Given exercise |
Take each line that has the word "calendar" and return it.

Data excerpts |
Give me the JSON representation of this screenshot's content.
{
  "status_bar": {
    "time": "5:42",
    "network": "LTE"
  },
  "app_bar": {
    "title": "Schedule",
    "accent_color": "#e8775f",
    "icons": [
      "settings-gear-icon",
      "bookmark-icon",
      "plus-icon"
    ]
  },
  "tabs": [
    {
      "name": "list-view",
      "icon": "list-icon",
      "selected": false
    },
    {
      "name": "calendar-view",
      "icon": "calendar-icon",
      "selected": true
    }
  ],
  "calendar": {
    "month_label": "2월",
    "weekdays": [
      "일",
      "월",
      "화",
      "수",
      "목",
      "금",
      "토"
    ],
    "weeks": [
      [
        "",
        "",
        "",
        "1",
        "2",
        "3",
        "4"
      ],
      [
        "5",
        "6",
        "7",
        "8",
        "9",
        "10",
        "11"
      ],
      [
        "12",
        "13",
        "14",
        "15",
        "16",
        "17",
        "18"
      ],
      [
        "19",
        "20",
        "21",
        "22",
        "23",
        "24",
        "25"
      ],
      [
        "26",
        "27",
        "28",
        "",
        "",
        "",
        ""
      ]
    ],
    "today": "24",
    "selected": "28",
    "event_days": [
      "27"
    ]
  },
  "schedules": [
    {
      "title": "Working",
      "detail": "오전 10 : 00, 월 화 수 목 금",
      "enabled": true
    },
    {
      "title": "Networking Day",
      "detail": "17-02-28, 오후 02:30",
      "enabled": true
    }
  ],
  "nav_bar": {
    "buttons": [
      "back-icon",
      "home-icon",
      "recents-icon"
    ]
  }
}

Result of this task |
      "name": "calendar-view",
      "icon": "calendar-icon",
  "calendar": {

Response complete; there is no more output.